Problem to solve> Extract every line starting at the line that contains "Transcribe this image's" and ending with the final line of the data, inclusive; give only those lines, word for word.

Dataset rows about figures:

[start]

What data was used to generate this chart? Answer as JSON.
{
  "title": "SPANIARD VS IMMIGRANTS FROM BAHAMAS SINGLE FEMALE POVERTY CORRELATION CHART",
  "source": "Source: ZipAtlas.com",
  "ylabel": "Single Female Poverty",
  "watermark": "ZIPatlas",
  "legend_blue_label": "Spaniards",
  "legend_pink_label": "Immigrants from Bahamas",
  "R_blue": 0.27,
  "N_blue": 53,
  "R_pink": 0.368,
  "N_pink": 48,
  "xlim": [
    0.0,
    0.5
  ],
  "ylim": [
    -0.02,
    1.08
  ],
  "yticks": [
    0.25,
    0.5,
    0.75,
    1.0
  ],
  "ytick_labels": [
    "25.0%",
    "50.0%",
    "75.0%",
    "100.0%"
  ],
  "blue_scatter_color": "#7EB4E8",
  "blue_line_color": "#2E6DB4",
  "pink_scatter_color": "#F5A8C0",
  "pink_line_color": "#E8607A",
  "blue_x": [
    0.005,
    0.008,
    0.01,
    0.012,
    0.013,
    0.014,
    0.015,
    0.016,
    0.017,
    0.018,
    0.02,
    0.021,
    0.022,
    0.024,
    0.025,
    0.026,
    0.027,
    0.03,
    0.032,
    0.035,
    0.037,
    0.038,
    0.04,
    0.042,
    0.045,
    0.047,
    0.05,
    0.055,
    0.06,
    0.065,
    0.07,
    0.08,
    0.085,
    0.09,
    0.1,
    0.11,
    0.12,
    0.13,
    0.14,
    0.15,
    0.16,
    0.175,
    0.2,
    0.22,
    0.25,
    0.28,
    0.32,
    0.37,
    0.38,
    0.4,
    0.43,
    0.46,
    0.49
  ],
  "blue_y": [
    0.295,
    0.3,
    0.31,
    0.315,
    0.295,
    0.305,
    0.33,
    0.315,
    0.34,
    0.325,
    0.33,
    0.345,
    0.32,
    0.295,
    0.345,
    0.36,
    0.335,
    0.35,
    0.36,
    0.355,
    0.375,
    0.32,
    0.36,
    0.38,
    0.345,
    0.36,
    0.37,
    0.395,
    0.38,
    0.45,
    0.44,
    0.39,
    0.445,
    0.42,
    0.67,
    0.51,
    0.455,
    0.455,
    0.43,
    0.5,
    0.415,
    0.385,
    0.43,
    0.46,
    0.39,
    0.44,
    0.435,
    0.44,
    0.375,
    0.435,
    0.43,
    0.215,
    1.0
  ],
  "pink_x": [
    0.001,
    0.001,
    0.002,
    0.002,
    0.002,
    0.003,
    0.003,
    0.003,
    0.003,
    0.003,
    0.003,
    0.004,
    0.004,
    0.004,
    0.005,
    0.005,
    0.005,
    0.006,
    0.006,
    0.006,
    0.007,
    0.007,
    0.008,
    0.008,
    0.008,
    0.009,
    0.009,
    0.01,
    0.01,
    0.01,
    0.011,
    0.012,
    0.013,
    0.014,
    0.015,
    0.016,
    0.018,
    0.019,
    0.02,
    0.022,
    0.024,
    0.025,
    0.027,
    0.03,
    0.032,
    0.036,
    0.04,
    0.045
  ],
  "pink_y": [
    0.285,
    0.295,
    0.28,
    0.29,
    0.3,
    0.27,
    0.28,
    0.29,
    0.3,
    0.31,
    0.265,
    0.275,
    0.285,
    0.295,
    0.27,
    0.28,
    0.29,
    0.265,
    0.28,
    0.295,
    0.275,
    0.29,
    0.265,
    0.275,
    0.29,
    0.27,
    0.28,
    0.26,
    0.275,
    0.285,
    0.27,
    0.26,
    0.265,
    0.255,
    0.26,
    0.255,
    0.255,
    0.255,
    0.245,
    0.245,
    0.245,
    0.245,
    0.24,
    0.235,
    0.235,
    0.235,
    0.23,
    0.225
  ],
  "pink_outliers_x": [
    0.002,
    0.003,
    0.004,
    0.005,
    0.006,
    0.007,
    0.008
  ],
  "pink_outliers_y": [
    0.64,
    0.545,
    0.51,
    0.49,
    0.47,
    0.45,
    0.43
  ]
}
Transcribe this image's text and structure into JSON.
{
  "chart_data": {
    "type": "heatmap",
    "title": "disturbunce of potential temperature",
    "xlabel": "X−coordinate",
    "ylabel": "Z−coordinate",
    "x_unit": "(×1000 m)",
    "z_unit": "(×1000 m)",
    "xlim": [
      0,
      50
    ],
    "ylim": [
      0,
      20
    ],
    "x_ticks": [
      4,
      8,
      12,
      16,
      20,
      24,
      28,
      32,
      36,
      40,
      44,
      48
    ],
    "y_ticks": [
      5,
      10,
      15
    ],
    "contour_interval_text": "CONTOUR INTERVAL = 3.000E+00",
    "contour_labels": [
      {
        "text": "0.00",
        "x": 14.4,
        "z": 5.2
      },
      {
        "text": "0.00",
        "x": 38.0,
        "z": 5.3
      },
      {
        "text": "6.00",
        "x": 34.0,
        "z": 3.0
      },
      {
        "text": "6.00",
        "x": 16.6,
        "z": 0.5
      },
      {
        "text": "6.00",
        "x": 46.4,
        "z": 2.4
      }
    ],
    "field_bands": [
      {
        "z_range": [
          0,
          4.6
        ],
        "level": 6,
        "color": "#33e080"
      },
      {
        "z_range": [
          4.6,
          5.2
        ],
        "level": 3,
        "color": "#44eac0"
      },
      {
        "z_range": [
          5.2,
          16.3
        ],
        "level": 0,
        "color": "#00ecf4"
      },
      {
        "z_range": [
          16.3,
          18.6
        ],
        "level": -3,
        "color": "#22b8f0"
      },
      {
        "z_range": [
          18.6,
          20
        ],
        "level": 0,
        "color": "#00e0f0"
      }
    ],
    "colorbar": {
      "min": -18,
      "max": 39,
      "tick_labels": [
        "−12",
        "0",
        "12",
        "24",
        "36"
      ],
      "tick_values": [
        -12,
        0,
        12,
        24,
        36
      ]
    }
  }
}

[end]

Reply>
Transcribe this image's text and structure into JSON.
{
  "chart_data": {
    "type": "heatmap",
    "title": "disturbunce of potential temperature",
    "xlabel": "X−coordinate",
    "ylabel": "Z−coordinate",
    "x_unit": "(×1000 m)",
    "z_unit": "(×1000 m)",
    "xlim": [
      0,
      50
    ],
    "ylim": [
      0,
      20
    ],
    "x_ticks": [
      4,
      8,
      12,
      16,
      20,
      24,
      28,
      32,
      36,
      40,
      44,
      48
    ],
    "y_ticks": [
      5,
      10,
      15
    ],
    "contour_interval_text": "CONTOUR INTERVAL = 3.000E+00",
    "contour_labels": [
      {
        "text": "0.00",
        "x": 14.4,
        "z": 5.2
      },
      {
        "text": "0.00",
        "x": 38.0,
        "z": 5.3
      },
      {
        "text": "6.00",
        "x": 34.0,
        "z": 3.0
      },
      {
        "text": "6.00",
        "x": 16.6,
        "z": 0.5
      },
      {
        "text": "6.00",
        "x": 46.4,
        "z": 2.4
      }
    ],
    "field_bands": [
      {
        "z_range": [
          0,
          4.6
        ],
        "level": 6,
        "color": "#33e080"
      },
      {
        "z_range": [
          4.6,
          5.2
        ],
        "level": 3,
        "color": "#44eac0"
      },
      {
        "z_range": [
          5.2,
          16.3
        ],
        "level": 0,
        "color": "#00ecf4"
      },
      {
        "z_range": [
          16.3,
          18.6
        ],
        "level": -3,
        "color": "#22b8f0"
      },
      {
        "z_range": [
          18.6,
          20
        ],
        "level": 0,
        "color": "#00e0f0"
      }
    ],
    "colorbar": {
      "min": -18,
      "max": 39,
      "tick_labels": [
        "−12",
        "0",
        "12",
        "24",
        "36"
      ],
      "tick_values": [
        -12,
        0,
        12,
        24,
        36
      ]
    }
  }
}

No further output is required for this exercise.